## PROBLEM STATEMENT:
Search the material for the word "image" and copy each line that holds it.

## EXERCISE MATERIAL:
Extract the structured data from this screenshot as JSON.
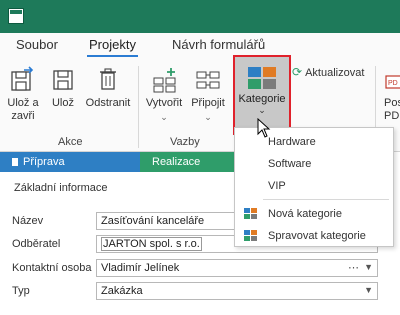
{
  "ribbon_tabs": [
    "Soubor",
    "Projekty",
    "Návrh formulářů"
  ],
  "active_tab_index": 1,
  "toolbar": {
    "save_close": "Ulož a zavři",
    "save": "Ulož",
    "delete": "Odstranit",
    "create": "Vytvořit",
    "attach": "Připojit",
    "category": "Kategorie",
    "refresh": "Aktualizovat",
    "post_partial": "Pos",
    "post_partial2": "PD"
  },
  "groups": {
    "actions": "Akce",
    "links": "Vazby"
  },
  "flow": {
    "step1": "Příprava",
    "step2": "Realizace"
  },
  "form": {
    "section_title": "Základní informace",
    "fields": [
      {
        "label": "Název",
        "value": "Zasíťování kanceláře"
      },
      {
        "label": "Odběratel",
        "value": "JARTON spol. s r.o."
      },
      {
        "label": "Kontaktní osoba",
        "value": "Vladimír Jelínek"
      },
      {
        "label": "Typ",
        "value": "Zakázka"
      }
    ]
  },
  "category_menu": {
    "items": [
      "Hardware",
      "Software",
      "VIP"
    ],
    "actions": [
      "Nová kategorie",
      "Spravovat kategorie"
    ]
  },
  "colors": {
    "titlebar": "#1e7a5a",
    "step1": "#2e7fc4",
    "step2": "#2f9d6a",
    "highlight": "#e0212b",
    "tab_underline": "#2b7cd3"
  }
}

* * *

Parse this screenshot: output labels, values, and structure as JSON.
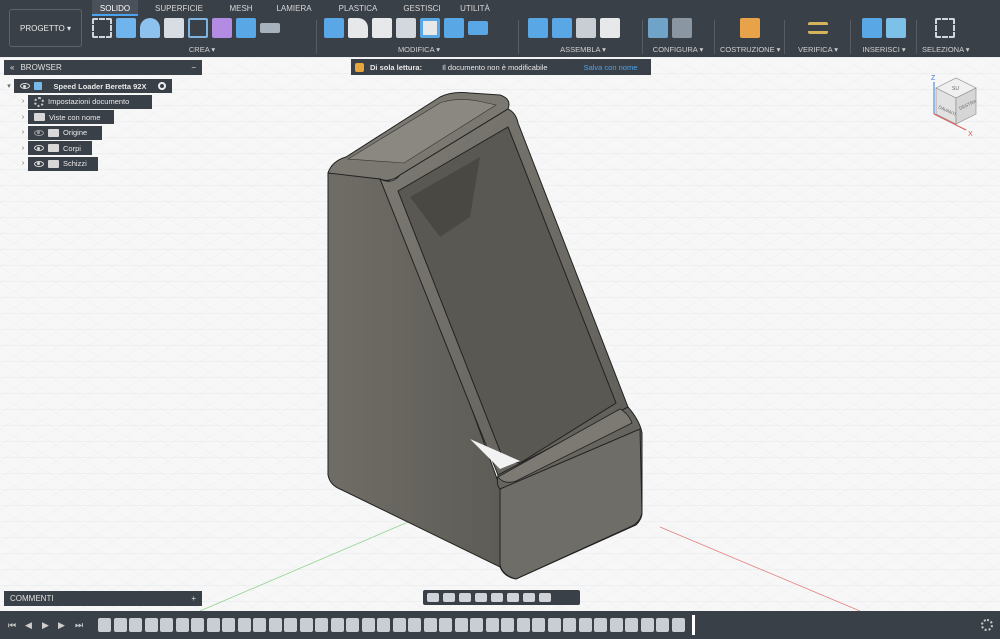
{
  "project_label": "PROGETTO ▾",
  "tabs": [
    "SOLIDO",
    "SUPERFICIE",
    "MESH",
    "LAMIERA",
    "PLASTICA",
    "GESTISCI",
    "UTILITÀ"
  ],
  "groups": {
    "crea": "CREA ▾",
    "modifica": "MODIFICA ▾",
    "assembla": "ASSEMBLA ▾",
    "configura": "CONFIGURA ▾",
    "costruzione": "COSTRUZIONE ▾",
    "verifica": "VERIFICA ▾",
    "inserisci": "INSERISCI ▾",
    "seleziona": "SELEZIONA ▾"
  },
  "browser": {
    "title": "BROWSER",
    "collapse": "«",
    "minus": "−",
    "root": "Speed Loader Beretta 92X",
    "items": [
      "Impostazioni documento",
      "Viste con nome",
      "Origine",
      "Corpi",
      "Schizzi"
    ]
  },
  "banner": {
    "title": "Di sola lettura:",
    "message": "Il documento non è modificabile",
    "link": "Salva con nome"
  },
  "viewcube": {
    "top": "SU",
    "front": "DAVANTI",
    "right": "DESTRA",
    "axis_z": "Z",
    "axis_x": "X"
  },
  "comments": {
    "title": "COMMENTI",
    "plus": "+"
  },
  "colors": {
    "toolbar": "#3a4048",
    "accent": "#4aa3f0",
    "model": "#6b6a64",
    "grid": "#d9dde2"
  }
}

* * *

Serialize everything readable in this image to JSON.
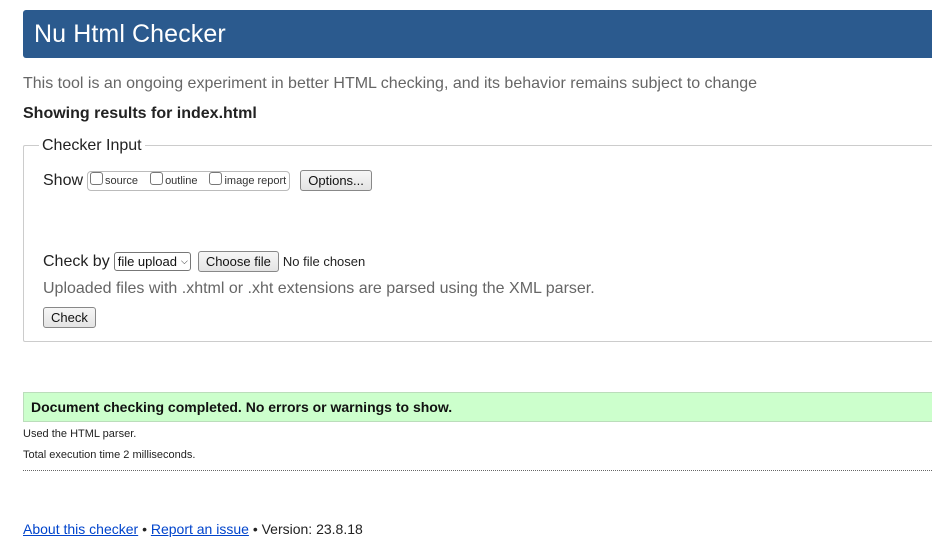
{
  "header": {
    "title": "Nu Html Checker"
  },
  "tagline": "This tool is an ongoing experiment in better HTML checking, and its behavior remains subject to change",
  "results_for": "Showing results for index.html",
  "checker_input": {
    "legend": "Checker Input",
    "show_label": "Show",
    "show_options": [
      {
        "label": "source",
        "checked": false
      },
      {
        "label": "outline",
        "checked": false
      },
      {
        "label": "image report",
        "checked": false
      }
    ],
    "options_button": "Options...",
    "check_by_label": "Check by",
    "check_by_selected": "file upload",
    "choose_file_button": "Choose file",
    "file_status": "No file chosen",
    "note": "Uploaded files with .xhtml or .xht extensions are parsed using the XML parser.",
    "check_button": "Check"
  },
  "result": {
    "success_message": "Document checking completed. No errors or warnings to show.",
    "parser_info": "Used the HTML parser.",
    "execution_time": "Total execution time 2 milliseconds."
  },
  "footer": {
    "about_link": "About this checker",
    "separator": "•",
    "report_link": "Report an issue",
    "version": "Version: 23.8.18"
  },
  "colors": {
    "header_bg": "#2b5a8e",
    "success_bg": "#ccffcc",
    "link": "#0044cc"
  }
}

## EXPECTED ANSWER:
Serialize everything readable in this image to JSON.
        "label": "image report",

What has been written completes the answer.